### ASSIGNMENT
Search the data for the string "gelaendekarte", and report each line where it is found.

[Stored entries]
++++++++++
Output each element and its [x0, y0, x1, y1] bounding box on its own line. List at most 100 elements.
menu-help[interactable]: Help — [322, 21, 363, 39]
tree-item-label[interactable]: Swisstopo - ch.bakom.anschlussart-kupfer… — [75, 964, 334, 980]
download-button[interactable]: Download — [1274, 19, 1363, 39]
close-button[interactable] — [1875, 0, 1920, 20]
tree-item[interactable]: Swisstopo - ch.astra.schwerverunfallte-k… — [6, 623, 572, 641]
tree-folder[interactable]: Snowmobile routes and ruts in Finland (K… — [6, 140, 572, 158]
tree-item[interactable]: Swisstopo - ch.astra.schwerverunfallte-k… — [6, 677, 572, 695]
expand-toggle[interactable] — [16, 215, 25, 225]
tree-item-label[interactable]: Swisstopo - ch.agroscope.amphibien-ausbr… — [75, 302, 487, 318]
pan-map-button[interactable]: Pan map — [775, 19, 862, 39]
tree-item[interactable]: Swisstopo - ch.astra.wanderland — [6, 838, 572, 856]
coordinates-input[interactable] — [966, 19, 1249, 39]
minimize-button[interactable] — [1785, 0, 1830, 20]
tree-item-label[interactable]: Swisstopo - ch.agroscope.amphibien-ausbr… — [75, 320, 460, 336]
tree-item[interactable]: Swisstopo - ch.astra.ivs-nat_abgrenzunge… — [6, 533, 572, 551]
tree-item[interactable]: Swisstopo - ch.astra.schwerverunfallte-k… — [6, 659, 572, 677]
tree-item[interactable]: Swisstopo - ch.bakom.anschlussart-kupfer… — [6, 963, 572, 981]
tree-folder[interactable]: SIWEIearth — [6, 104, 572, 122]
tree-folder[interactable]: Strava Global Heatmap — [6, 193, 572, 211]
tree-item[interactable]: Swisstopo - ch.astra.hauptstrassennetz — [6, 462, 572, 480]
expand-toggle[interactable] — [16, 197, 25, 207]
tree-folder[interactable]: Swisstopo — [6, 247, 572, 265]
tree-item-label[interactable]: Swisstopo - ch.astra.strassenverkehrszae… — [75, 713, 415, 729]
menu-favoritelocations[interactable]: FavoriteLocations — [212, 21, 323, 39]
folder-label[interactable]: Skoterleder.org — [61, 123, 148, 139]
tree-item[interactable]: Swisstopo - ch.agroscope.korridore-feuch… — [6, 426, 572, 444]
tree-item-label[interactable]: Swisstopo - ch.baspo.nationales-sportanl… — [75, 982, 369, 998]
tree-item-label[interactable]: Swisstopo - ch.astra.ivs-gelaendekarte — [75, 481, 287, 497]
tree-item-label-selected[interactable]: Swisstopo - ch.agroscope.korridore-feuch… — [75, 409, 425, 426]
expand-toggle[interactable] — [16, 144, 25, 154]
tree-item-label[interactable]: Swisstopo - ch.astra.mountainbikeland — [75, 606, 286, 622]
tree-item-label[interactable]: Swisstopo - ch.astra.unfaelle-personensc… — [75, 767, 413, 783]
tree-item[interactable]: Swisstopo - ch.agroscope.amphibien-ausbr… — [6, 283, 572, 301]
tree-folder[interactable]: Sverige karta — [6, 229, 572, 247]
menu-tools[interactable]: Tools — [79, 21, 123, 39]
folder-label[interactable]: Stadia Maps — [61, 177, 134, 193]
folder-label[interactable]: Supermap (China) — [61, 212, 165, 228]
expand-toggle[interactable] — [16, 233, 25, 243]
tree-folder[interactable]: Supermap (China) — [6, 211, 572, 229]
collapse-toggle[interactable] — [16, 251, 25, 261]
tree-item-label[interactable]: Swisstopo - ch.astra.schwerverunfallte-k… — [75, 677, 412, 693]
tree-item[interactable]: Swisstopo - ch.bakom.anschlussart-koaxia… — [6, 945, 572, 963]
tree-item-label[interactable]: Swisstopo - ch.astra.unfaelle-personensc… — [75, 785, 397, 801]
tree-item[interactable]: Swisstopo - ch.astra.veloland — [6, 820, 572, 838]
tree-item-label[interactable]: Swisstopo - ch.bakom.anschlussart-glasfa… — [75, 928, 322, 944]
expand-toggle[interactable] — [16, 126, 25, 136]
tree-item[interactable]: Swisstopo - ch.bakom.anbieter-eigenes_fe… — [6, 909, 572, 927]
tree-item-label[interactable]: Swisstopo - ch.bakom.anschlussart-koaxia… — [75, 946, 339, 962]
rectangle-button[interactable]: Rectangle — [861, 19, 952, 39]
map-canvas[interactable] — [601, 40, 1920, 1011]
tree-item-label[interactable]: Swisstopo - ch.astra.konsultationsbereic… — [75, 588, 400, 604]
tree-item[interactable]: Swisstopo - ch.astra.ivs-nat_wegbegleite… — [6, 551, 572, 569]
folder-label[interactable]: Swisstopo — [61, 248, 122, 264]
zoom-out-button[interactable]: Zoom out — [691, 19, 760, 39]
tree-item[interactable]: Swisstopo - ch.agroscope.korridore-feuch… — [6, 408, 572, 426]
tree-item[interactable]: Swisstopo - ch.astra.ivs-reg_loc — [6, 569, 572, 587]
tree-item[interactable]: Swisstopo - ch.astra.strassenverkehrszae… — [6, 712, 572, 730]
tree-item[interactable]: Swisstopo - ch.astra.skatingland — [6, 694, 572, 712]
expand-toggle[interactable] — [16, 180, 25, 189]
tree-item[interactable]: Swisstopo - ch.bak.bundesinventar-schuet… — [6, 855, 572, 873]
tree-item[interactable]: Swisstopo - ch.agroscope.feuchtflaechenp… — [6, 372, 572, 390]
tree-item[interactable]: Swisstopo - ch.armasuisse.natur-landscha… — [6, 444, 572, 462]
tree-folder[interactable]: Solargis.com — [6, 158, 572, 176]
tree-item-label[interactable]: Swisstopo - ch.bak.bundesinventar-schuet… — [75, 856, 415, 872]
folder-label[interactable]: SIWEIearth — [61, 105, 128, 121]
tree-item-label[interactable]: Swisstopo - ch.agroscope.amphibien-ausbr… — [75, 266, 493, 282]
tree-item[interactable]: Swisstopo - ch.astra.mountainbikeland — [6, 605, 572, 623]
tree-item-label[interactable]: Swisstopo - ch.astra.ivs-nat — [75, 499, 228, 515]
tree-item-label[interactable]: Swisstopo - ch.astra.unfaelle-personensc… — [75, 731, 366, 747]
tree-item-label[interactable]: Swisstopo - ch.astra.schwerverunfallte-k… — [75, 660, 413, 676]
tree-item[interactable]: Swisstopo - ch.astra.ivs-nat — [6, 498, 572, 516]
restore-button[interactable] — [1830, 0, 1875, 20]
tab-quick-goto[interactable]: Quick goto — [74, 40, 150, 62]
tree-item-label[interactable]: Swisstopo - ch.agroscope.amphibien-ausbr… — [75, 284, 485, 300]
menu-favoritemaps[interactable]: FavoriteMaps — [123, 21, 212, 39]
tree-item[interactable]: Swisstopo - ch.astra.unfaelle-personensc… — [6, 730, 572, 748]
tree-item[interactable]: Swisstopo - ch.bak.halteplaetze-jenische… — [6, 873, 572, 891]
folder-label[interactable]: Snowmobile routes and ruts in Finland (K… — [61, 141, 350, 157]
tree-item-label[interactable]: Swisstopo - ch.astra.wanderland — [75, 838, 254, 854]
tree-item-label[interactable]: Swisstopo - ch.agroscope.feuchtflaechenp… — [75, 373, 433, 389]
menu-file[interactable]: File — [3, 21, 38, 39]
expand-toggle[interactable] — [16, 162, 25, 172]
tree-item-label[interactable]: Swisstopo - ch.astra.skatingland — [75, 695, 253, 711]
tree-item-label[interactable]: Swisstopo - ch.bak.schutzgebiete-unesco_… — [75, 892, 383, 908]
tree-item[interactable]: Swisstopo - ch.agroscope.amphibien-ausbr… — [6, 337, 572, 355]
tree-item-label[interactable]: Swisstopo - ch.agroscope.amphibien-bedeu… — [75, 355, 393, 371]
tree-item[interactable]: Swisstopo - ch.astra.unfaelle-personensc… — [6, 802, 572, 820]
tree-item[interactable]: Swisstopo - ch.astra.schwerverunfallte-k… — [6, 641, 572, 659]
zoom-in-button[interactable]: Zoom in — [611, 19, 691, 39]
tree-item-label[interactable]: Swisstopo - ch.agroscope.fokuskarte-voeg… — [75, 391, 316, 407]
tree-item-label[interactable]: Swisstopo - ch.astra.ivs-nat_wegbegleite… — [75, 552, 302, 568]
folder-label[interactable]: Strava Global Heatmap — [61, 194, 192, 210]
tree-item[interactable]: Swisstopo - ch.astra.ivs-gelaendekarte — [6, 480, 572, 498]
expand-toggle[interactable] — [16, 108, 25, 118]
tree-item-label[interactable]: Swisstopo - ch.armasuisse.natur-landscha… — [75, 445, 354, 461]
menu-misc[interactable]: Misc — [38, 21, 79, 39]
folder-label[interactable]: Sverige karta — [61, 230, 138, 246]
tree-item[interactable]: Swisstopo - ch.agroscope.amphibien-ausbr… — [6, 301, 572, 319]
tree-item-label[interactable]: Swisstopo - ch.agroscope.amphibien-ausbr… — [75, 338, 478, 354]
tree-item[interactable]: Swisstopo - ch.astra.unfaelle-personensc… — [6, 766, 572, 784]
++++++++++
### THE ANSWER
tree-item-label[interactable]: Swisstopo - ch.astra.ivs-gelaendekarte — [75, 481, 287, 497]
tree-item[interactable]: Swisstopo - ch.astra.ivs-gelaendekarte — [6, 480, 572, 498]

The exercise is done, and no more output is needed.